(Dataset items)
.....
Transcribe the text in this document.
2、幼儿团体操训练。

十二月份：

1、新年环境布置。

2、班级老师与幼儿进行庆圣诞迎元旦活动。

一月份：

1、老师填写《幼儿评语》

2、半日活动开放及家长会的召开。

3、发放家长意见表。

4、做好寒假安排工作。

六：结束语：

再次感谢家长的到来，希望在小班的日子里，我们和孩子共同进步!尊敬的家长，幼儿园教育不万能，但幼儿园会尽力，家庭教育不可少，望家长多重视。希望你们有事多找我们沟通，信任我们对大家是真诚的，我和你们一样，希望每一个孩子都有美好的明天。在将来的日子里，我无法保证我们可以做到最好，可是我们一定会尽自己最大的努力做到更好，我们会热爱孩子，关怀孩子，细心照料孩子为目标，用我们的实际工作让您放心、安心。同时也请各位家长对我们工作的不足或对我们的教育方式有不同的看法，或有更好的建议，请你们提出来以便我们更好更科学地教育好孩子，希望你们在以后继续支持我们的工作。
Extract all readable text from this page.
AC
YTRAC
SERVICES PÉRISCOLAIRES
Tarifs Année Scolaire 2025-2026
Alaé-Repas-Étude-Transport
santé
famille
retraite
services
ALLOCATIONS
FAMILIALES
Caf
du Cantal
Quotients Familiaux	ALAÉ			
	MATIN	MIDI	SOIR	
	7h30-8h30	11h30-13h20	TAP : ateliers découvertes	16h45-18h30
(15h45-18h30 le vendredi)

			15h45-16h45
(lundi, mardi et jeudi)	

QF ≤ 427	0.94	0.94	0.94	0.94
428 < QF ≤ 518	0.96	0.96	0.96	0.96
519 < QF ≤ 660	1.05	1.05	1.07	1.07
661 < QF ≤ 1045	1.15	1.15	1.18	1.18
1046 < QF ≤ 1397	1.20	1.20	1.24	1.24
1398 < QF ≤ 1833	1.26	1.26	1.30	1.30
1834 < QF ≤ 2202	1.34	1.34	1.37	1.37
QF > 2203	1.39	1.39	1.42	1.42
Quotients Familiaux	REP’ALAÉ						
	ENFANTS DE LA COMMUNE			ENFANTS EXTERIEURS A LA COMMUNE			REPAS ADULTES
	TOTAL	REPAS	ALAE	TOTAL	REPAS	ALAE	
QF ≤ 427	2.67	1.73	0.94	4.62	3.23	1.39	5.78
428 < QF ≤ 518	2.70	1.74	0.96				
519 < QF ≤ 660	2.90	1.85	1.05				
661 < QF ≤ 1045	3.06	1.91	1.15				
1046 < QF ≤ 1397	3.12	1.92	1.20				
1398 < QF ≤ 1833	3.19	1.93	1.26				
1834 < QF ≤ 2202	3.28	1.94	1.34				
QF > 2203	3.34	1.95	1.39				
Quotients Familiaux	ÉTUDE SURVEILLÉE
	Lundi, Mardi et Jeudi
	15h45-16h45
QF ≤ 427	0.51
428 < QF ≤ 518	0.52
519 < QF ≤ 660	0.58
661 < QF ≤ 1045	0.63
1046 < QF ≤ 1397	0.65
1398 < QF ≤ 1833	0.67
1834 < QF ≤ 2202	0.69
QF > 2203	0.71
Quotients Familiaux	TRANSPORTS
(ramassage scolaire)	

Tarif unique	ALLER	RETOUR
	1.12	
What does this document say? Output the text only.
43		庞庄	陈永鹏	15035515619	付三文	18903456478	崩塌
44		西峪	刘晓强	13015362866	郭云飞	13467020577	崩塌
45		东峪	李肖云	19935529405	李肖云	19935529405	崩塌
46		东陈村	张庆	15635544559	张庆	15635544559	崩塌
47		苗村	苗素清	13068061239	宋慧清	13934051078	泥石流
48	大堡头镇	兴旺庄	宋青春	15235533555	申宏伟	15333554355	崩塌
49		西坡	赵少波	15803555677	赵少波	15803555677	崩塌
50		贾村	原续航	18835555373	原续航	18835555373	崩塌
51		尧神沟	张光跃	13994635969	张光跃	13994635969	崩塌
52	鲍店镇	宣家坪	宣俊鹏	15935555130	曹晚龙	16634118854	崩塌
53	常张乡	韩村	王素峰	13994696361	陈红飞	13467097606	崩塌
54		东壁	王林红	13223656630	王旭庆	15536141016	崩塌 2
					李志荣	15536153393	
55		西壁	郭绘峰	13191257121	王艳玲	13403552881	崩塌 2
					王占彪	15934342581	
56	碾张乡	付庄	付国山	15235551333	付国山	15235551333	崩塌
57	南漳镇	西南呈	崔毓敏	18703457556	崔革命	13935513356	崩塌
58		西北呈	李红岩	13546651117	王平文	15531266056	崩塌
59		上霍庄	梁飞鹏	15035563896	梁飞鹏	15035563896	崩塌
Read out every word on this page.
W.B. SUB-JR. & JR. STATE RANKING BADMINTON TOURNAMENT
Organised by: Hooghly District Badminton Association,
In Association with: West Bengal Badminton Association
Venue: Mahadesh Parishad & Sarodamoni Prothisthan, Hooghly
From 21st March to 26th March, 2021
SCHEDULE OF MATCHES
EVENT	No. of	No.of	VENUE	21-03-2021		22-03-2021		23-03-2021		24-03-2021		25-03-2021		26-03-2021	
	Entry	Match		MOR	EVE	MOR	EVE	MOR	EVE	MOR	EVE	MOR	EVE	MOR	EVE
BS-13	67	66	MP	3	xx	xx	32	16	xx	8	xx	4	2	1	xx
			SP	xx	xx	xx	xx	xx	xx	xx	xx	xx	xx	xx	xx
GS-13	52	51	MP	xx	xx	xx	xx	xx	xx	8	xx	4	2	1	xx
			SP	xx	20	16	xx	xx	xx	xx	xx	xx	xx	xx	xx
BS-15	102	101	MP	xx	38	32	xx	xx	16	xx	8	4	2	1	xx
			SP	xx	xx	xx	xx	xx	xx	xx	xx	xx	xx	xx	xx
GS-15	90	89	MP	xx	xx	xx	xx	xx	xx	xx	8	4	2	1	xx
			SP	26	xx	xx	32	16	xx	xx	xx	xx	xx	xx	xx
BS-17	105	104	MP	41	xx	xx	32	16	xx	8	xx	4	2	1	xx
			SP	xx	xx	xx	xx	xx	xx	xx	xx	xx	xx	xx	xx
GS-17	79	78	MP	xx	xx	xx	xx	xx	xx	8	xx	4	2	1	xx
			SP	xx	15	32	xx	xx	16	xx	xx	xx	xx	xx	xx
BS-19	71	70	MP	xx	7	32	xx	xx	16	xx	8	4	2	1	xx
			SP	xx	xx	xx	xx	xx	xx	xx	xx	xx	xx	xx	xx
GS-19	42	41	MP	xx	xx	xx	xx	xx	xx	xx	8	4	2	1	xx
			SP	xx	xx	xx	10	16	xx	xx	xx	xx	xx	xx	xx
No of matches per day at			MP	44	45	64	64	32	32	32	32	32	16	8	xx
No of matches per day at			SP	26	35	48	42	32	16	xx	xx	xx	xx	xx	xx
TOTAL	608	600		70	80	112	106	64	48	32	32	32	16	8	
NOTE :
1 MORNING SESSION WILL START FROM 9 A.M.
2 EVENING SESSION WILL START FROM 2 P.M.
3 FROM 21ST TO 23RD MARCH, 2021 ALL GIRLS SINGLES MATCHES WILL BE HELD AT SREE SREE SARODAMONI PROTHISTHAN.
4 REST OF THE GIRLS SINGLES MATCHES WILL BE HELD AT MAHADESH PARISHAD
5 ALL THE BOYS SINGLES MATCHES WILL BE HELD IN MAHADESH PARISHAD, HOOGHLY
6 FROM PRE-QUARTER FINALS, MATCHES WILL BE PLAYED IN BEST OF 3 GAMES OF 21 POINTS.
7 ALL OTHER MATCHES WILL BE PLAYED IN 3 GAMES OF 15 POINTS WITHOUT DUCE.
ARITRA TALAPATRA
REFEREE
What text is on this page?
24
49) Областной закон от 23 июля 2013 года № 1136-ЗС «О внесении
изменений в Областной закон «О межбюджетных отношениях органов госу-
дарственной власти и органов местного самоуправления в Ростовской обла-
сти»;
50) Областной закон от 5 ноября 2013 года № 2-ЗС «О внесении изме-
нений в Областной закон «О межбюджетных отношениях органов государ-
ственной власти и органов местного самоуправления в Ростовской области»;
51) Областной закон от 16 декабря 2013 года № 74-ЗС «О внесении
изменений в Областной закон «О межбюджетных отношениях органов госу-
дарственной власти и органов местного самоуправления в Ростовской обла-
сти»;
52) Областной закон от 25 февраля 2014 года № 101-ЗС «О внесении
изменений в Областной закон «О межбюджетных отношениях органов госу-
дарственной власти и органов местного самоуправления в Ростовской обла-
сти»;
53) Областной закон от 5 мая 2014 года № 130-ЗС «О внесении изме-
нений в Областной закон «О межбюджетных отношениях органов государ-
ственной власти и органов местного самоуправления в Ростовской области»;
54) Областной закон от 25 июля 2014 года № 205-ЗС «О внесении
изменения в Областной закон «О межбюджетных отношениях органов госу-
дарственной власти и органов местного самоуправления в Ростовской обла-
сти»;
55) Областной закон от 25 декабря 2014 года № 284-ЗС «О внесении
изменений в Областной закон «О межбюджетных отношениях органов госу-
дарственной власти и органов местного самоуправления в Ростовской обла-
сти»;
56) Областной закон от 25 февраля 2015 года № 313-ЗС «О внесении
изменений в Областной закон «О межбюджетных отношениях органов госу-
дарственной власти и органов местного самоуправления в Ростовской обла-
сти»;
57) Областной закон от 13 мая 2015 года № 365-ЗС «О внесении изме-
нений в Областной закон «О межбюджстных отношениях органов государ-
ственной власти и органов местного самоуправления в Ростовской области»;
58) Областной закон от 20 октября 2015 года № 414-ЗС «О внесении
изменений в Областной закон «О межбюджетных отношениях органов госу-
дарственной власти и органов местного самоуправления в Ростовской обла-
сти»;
.....
| What to produce |
Lines from the records above that hold "HELD" are the ones to list.

| Output for this task |
3 FROM 21ST TO 23RD MARCH, 2021 ALL GIRLS SINGLES MATCHES WILL BE HELD AT SREE SREE SARODAMONI PROTHISTHAN.
4 REST OF THE GIRLS SINGLES MATCHES WILL BE HELD AT MAHADESH PARISHAD
5 ALL THE BOYS SINGLES MATCHES WILL BE HELD IN MAHADESH PARISHAD, HOOGHLY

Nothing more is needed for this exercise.